(Written instruction): The entries below should be quoted exactly, with no pictures carried over.

(Records):
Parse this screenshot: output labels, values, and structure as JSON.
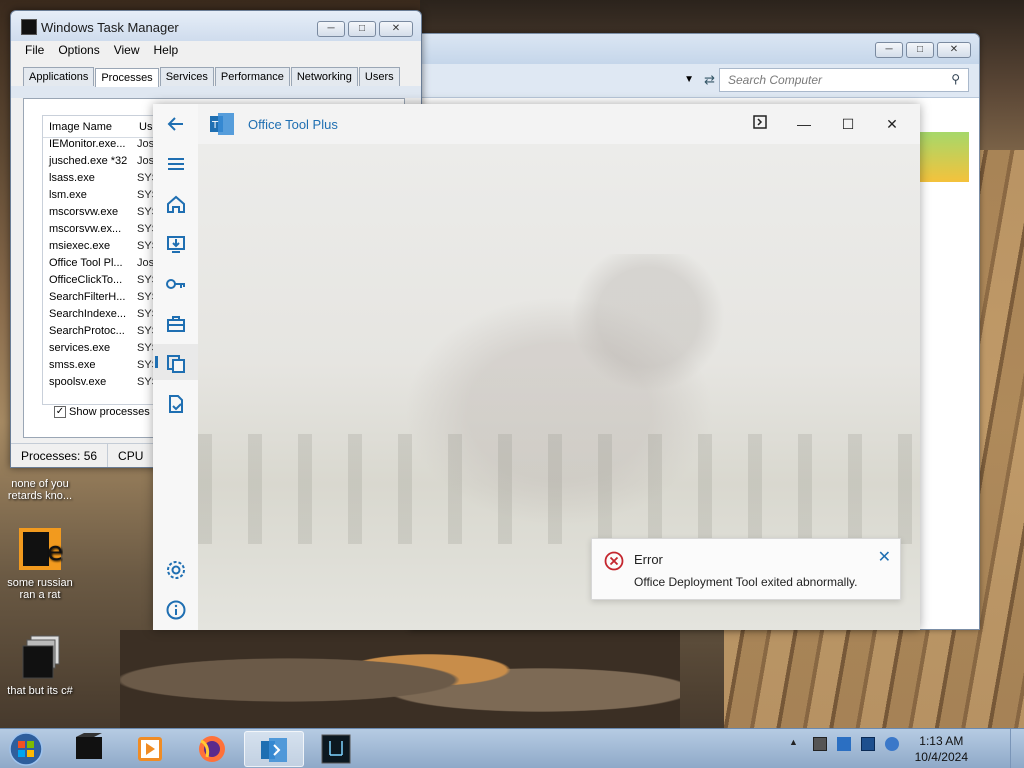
{
  "desktop": {
    "icons": [
      {
        "label": "none of you retards kno..."
      },
      {
        "label": "some russian ran a rat"
      },
      {
        "label": "that but its c#"
      }
    ]
  },
  "explorer": {
    "search_placeholder": "Search Computer"
  },
  "task_manager": {
    "title": "Windows Task Manager",
    "menu": [
      "File",
      "Options",
      "View",
      "Help"
    ],
    "tabs": [
      "Applications",
      "Processes",
      "Services",
      "Performance",
      "Networking",
      "Users"
    ],
    "active_tab": "Processes",
    "columns": [
      "Image Name",
      "Use"
    ],
    "processes": [
      {
        "name": "IEMonitor.exe...",
        "user": "Jos"
      },
      {
        "name": "jusched.exe *32",
        "user": "Jos"
      },
      {
        "name": "lsass.exe",
        "user": "SYS"
      },
      {
        "name": "lsm.exe",
        "user": "SYS"
      },
      {
        "name": "mscorsvw.exe",
        "user": "SYS"
      },
      {
        "name": "mscorsvw.ex...",
        "user": "SYS"
      },
      {
        "name": "msiexec.exe",
        "user": "SYS"
      },
      {
        "name": "Office Tool Pl...",
        "user": "Jos"
      },
      {
        "name": "OfficeClickTo...",
        "user": "SYS"
      },
      {
        "name": "SearchFilterH...",
        "user": "SYS"
      },
      {
        "name": "SearchIndexe...",
        "user": "SYS"
      },
      {
        "name": "SearchProtoc...",
        "user": "SYS"
      },
      {
        "name": "services.exe",
        "user": "SYS"
      },
      {
        "name": "smss.exe",
        "user": "SYS"
      },
      {
        "name": "spoolsv.exe",
        "user": "SYS"
      }
    ],
    "show_all_label": "Show processes fro",
    "status": {
      "processes": "Processes: 56",
      "cpu": "CPU"
    }
  },
  "office_tool": {
    "title": "Office Tool Plus",
    "nav_icons": [
      "back-arrow-icon",
      "hamburger-menu-icon",
      "home-icon",
      "deploy-icon",
      "key-icon",
      "toolbox-icon",
      "convert-icon",
      "document-check-icon",
      "settings-icon",
      "info-icon"
    ],
    "header_buttons": [
      "console-icon",
      "minimize-icon",
      "maximize-icon",
      "close-icon"
    ],
    "toast": {
      "title": "Error",
      "message": "Office Deployment Tool exited abnormally."
    },
    "accent_color": "#1f6fb2"
  },
  "taskbar": {
    "clock_time": "1:13 AM",
    "clock_date": "10/4/2024"
  }
}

(Output for this exercise):
Parse this screenshot: output labels, values, and structure as JSON.
{
  "desktop": {
    "icons": [
      {
        "label": "none of you retards kno..."
      },
      {
        "label": "some russian ran a rat"
      },
      {
        "label": "that but its c#"
      }
    ]
  },
  "explorer": {
    "search_placeholder": "Search Computer"
  },
  "task_manager": {
    "title": "Windows Task Manager",
    "menu": [
      "File",
      "Options",
      "View",
      "Help"
    ],
    "tabs": [
      "Applications",
      "Processes",
      "Services",
      "Performance",
      "Networking",
      "Users"
    ],
    "active_tab": "Processes",
    "columns": [
      "Image Name",
      "Use"
    ],
    "processes": [
      {
        "name": "IEMonitor.exe...",
        "user": "Jos"
      },
      {
        "name": "jusched.exe *32",
        "user": "Jos"
      },
      {
        "name": "lsass.exe",
        "user": "SYS"
      },
      {
        "name": "lsm.exe",
        "user": "SYS"
      },
      {
        "name": "mscorsvw.exe",
        "user": "SYS"
      },
      {
        "name": "mscorsvw.ex...",
        "user": "SYS"
      },
      {
        "name": "msiexec.exe",
        "user": "SYS"
      },
      {
        "name": "Office Tool Pl...",
        "user": "Jos"
      },
      {
        "name": "OfficeClickTo...",
        "user": "SYS"
      },
      {
        "name": "SearchFilterH...",
        "user": "SYS"
      },
      {
        "name": "SearchIndexe...",
        "user": "SYS"
      },
      {
        "name": "SearchProtoc...",
        "user": "SYS"
      },
      {
        "name": "services.exe",
        "user": "SYS"
      },
      {
        "name": "smss.exe",
        "user": "SYS"
      },
      {
        "name": "spoolsv.exe",
        "user": "SYS"
      }
    ],
    "show_all_label": "Show processes fro",
    "status": {
      "processes": "Processes: 56",
      "cpu": "CPU"
    }
  },
  "office_tool": {
    "title": "Office Tool Plus",
    "nav_icons": [
      "back-arrow-icon",
      "hamburger-menu-icon",
      "home-icon",
      "deploy-icon",
      "key-icon",
      "toolbox-icon",
      "convert-icon",
      "document-check-icon",
      "settings-icon",
      "info-icon"
    ],
    "header_buttons": [
      "console-icon",
      "minimize-icon",
      "maximize-icon",
      "close-icon"
    ],
    "toast": {
      "title": "Error",
      "message": "Office Deployment Tool exited abnormally."
    },
    "accent_color": "#1f6fb2"
  },
  "taskbar": {
    "clock_time": "1:13 AM",
    "clock_date": "10/4/2024"
  }
}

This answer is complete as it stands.